Textausschnitt:
Der Lyraspieler Sokrates Sinopoulos ist vielen als einer der vier Köpfe hinter dem schönen, wenngleich etwas strengen Album Thrace (Sunday Morning Sessions) bekannt. Er ist aber auch seit 2011 Chef eines Quartetts, das mit Eight Winds im Jahre 2015 eine beachtliche Produktion bei ECM abgeliefert hat. Seit geraumer Zeit schreibt Sinopoulos, der in Thessaloniki als Musikdozent arbeitet, seine eigene imaginäre Folklore, in die er die vielen musikalischen Erfahrungen, die er im Laufe seines Lebens gemacht hat, integriert. Bis zur Vollendung gelernt hat er sein Instrument – und übrigens auch die griechische Laute – bei Ross Daly, dessen Gruppe Labyrinthos er im Jahr 1989 beitrat. Gespielt hat er aber auch mit Charles Lloyd, Maria Farantouri, Loreena McKennitt und anderen. Aus der Zeit vor der Hinwendung zu den Eigenkompositionen ist nun eine Live-Einspielung aus dem Tropentheater in Amsterdam von 2010 erschienen, mit Kyriakos Tapakis (Oud), Yann Keerim (Piano) und Dimitris Emmanouli (Schlagwerk). Bei dieser nehmen Sinopoulos und seine Mitmusiker griechische Folklore als Ausgangsmaterial für stimmungsvolle Arrangements und ausgedehnte Improvisationen.
Ines Körver
 STERZINGER – KOEHLDORFER – SCHADEN: Keuschheit und Demut in Zeiten der Cholera
STERZINGER – KOEHLDORFER – SCHADEN
Keuschheit und Demut in Zeiten der Cholera
(Bayla Records), mit dt. Texten.


Nie war er listenreicher, der alte Fuchs Stefan Sterzinger, das Wiener Liedermacherurgestein, als mit seinem aktuellen Album, das mit seiner Absage ans Liebsein in Zeiten des sozialen Heißlaufs sich erst einmal querstellt. Anstatt simpler Politspruchblasen gibt es mit dem Sinn für Sprache lautmalerische Vokalspiele, die dem Nonsens auf die Sprünge helfen; banale Liebeslyrik macht Platz für den Eigensinn in der Liebe und verstörende Liebesspiele, die nicht im Ehehandbuch stehen. Wiener Dialekt entzieht sich dem Allgemeinverständlichen, Sprachspiele führen in die Untiefen des menschlichen Verstehens. All das ist möglich im Zusammenspiel des Sängers und Akkordeonisten Sterzinger mit dem akzentuiert und konzentriert spielenden Gitarristen Edi Koehldorfer, dem Bassisten Jörg Schaden und dem versehentlich nicht genannten Schlagzeuger Jörg Mikulla. Musik zum Zuhören in allen Lebenslagen, nicht zum Mitklatschen. Musik zur Kultivierung des Eigensinns und des Muts zum Anderssein. Bravo.
Harald Justin

 THE TANNAHILL WEAVERS: Òrach – The Golden Anniversary Album
THE TANNAHILL WEAVERS
Òrach – The Golden Anniversary Album
(Compass Records)

Gestellte Aufgabe:
Gib aus den Plattenkritiken den Abschnitt wörtlich wieder, der mit den Worten „Ines Körver“ beginnt und mit „mit dt. Texten.“ endet. Die Daten spielen hierfür keine Rolle.

Datensatzeinträge:

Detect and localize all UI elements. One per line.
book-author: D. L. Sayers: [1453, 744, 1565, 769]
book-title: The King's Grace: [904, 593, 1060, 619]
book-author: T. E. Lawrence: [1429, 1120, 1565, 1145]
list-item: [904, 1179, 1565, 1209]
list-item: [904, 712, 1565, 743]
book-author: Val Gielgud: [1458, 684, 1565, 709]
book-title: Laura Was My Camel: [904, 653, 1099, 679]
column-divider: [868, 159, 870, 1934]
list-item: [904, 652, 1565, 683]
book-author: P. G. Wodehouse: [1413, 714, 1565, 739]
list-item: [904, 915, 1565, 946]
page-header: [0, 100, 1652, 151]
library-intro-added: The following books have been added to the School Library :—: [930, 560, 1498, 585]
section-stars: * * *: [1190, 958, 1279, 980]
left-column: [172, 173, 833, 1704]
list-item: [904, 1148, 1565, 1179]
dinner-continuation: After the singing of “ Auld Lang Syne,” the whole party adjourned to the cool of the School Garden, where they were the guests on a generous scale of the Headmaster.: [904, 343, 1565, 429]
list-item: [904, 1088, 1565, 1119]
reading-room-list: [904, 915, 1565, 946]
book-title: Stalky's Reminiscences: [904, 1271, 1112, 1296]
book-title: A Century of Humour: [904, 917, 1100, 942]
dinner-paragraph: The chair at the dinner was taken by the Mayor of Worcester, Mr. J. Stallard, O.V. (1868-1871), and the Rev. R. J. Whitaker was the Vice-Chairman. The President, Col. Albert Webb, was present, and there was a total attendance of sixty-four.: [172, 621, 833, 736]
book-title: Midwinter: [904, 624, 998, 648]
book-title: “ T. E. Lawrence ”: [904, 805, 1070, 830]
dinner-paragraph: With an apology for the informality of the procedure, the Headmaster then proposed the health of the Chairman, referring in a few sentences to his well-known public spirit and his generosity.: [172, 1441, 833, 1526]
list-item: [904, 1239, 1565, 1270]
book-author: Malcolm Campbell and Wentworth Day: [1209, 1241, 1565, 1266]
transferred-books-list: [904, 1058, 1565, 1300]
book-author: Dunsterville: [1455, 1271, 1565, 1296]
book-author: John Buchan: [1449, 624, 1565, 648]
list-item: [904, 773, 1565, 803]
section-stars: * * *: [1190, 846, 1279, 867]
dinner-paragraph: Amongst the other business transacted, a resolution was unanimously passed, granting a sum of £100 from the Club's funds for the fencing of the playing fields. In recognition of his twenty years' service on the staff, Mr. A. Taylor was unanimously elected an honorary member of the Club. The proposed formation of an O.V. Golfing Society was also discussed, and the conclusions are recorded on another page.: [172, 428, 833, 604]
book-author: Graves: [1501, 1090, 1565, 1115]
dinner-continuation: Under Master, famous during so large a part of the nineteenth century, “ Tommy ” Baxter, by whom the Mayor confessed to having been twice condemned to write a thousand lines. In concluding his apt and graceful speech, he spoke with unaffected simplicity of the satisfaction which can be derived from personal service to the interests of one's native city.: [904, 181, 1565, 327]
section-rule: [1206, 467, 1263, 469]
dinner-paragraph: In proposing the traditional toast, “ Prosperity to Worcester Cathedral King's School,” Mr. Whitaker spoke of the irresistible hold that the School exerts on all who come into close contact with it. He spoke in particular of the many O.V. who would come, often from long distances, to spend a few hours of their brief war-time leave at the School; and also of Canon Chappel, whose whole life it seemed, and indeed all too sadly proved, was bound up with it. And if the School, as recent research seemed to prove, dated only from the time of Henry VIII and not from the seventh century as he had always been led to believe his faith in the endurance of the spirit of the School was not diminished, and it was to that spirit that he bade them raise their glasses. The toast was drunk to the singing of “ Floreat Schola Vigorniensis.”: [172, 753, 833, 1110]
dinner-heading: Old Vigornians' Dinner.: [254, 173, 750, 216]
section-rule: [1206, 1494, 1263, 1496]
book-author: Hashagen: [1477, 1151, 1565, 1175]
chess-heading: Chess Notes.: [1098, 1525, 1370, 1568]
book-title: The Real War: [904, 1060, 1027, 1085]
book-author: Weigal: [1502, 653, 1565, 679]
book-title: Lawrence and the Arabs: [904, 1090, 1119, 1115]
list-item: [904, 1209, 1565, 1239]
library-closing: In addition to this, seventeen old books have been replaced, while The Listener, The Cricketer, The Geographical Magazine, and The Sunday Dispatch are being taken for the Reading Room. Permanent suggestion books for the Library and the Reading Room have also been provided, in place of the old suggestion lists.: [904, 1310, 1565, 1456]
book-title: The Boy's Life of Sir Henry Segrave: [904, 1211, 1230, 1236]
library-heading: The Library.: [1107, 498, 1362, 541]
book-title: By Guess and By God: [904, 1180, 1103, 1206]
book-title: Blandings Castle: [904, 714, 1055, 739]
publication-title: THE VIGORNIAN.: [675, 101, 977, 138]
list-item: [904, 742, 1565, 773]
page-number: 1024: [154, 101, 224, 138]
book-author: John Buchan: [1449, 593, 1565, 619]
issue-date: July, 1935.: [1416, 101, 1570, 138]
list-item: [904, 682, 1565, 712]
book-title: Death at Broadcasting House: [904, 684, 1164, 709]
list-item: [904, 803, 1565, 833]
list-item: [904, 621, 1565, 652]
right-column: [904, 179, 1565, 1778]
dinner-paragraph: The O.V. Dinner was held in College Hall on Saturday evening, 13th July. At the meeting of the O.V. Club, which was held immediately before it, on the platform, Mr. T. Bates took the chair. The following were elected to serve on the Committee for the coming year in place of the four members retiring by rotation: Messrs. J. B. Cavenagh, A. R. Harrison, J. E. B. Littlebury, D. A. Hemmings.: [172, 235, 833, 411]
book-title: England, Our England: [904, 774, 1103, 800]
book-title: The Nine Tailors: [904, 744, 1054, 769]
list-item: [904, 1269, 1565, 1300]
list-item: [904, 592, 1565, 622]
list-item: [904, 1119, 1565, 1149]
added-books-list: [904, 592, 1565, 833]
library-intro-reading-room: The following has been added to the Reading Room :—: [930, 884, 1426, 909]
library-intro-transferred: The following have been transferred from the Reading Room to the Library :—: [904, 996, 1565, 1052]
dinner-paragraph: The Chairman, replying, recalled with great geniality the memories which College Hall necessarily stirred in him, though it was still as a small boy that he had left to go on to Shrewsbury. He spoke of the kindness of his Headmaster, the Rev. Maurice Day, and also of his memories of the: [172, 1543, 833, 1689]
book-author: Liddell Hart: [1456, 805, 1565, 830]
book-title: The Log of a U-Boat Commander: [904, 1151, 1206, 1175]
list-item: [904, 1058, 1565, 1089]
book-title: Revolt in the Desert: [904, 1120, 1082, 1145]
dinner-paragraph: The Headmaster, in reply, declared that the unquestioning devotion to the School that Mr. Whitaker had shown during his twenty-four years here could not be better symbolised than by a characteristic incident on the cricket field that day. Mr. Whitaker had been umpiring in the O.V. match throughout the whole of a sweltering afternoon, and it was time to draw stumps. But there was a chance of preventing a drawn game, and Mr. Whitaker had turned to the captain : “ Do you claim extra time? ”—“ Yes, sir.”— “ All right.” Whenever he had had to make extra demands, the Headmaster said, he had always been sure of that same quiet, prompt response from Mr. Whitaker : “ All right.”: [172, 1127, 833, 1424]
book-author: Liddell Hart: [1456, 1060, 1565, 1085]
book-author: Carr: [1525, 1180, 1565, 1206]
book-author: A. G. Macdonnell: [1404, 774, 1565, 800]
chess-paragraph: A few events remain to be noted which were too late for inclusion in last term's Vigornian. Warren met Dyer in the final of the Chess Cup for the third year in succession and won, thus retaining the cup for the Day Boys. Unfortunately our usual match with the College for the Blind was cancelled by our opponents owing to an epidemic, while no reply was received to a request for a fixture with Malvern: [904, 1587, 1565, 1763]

Vollständige Antwort:
Ines Körver
 STERZINGER – KOEHLDORFER – SCHADEN: Keuschheit und Demut in Zeiten der Cholera
STERZINGER – KOEHLDORFER – SCHADEN
Keuschheit und Demut in Zeiten der Cholera
(Bayla Records), mit dt. Texten.